— Problem details —
Below are the records. Count the lines containing the string "subtraction", and reply with the number alone.

(Dataset items)
==================================================
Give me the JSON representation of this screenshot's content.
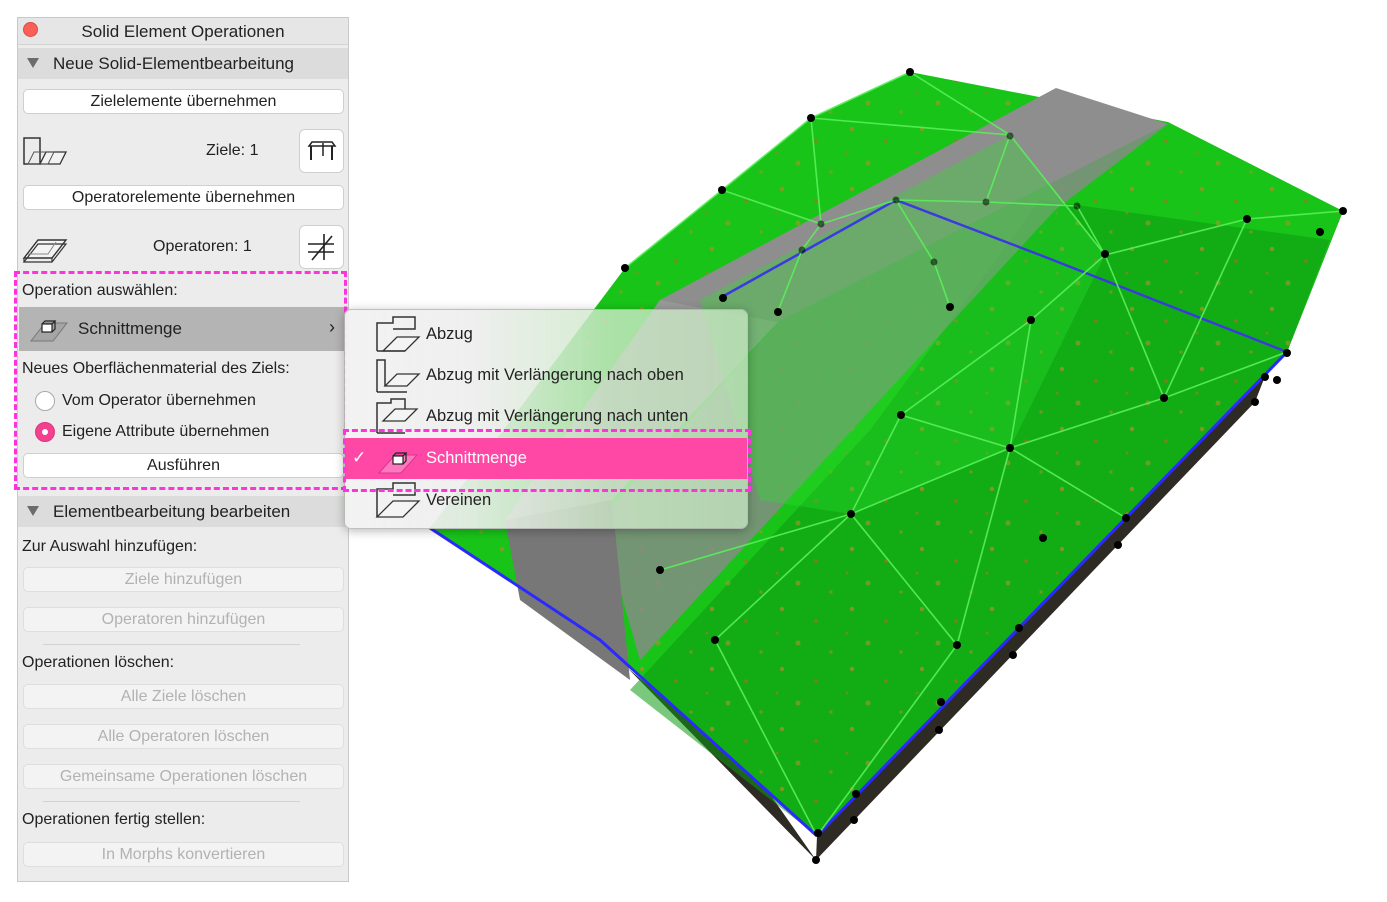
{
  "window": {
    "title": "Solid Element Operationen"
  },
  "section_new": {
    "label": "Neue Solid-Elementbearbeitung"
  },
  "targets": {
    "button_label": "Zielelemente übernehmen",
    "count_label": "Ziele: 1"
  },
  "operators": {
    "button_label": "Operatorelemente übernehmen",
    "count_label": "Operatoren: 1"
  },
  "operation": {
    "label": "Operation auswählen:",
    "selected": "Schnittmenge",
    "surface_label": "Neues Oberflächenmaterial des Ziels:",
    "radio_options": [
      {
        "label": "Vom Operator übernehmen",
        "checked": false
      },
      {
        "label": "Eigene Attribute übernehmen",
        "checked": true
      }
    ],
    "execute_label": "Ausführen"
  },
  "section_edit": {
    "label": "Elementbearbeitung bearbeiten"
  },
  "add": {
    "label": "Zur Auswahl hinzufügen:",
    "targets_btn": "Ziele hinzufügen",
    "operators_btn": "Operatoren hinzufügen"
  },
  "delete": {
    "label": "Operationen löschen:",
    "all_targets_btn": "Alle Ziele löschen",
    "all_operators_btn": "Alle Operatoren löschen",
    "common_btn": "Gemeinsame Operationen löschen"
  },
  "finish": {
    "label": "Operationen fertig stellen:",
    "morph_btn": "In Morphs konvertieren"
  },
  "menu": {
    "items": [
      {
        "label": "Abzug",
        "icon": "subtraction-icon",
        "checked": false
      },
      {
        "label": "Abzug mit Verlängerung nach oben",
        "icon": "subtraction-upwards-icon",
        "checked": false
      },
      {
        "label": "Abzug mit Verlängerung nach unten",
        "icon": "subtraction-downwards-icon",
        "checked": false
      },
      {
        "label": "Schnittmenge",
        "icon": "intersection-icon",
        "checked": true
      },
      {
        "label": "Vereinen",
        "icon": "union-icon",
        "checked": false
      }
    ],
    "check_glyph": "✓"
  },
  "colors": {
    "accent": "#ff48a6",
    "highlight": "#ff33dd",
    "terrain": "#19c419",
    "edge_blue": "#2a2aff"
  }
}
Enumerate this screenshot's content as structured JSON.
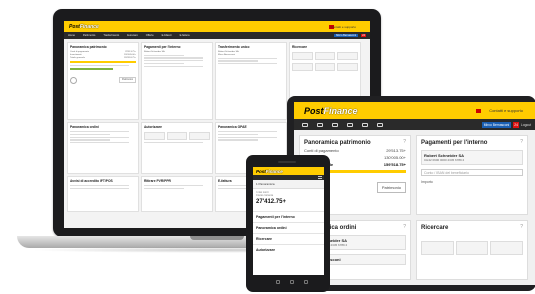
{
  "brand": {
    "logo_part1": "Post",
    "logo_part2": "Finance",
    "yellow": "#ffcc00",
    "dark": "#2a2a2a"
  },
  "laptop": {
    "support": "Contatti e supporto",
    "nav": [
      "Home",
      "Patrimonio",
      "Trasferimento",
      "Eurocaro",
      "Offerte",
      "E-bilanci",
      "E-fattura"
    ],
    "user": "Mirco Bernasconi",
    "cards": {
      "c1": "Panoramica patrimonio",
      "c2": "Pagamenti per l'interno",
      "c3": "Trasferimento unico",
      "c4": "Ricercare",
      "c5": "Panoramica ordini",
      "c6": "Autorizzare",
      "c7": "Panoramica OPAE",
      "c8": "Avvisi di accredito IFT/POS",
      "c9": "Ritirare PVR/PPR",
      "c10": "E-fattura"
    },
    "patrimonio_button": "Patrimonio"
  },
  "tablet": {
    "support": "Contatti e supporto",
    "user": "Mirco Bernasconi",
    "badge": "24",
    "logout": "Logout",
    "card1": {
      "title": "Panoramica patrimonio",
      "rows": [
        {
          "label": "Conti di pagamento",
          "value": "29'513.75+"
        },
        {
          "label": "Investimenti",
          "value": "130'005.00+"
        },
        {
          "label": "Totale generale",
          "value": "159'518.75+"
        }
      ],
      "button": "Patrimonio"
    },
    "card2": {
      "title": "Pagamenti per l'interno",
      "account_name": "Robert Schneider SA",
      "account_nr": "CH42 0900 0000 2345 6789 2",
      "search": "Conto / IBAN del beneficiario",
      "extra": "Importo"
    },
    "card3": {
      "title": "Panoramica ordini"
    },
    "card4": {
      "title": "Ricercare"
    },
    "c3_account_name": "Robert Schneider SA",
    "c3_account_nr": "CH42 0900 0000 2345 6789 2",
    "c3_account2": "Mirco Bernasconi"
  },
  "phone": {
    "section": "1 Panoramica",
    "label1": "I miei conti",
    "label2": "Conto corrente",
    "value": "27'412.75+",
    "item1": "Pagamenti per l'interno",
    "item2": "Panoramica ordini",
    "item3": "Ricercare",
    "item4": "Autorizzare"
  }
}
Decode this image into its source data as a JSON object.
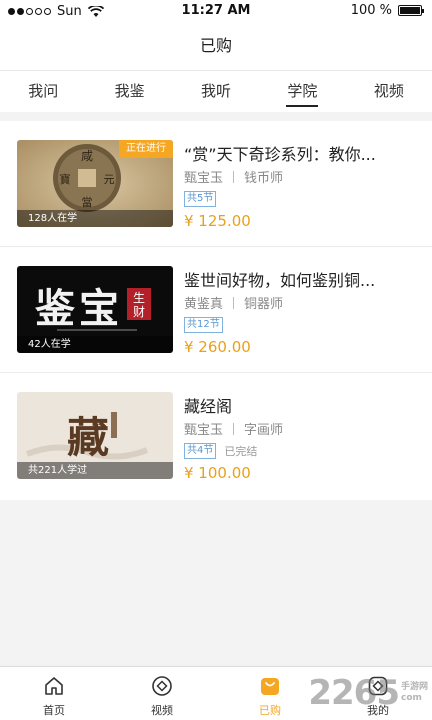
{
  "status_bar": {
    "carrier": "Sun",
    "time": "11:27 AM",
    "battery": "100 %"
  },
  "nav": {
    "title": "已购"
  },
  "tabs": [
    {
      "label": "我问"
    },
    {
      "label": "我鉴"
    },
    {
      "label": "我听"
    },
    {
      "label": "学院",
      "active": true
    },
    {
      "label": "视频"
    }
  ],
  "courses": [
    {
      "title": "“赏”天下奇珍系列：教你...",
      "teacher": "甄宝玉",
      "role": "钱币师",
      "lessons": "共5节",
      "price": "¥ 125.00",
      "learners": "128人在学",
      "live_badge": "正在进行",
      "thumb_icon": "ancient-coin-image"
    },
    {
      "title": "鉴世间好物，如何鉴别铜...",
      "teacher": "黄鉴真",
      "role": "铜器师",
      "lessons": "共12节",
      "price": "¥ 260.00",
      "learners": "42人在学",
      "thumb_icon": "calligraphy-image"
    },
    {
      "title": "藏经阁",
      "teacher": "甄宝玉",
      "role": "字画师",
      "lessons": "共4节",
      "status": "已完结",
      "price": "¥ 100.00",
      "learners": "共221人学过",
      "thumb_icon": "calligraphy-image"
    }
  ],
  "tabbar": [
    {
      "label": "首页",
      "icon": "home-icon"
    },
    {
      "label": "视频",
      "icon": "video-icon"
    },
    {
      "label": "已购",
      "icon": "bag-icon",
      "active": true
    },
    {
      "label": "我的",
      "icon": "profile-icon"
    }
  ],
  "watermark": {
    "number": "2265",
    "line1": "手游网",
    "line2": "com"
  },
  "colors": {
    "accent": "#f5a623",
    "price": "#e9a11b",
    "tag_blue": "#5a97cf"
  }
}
==================================================
— Full output —
3